[Begin Data for the task]

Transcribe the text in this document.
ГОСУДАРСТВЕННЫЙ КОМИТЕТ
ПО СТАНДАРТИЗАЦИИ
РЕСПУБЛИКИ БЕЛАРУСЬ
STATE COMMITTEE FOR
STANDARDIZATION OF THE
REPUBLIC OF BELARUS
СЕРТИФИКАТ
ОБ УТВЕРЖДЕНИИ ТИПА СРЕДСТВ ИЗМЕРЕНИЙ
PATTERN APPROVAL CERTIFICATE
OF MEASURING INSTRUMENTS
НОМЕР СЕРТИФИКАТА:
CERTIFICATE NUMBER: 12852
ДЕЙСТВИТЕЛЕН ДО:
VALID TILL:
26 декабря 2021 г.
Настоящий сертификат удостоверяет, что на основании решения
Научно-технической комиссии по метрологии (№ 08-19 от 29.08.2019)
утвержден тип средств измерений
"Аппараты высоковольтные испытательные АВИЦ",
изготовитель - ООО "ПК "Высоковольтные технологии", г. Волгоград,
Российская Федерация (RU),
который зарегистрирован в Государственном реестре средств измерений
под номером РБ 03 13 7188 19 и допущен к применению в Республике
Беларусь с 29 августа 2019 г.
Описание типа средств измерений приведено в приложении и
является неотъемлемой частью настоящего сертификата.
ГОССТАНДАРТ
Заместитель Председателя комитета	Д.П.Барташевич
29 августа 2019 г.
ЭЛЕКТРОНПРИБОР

[End Data for the task]

=== Set exercise ===
Print every entry exactly as written.

=== Final answer ===
Transcribe the text in this document.
ГОСУДАРСТВЕННЫЙ КОМИТЕТ
ПО СТАНДАРТИЗАЦИИ
РЕСПУБЛИКИ БЕЛАРУСЬ
STATE COMMITTEE FOR
STANDARDIZATION OF THE
REPUBLIC OF BELARUS
СЕРТИФИКАТ
ОБ УТВЕРЖДЕНИИ ТИПА СРЕДСТВ ИЗМЕРЕНИЙ
PATTERN APPROVAL CERTIFICATE
OF MEASURING INSTRUMENTS
НОМЕР СЕРТИФИКАТА:
CERTIFICATE NUMBER: 12852
ДЕЙСТВИТЕЛЕН ДО:
VALID TILL:
26 декабря 2021 г.
Настоящий сертификат удостоверяет, что на основании решения
Научно-технической комиссии по метрологии (№ 08-19 от 29.08.2019)
утвержден тип средств измерений
"Аппараты высоковольтные испытательные АВИЦ",
изготовитель - ООО "ПК "Высоковольтные технологии", г. Волгоград,
Российская Федерация (RU),
который зарегистрирован в Государственном реестре средств измерений
под номером РБ 03 13 7188 19 и допущен к применению в Республике
Беларусь с 29 августа 2019 г.
Описание типа средств измерений приведено в приложении и
является неотъемлемой частью настоящего сертификата.
ГОССТАНДАРТ
Заместитель Председателя комитета	Д.П.Барташевич
29 августа 2019 г.
ЭЛЕКТРОНПРИБОР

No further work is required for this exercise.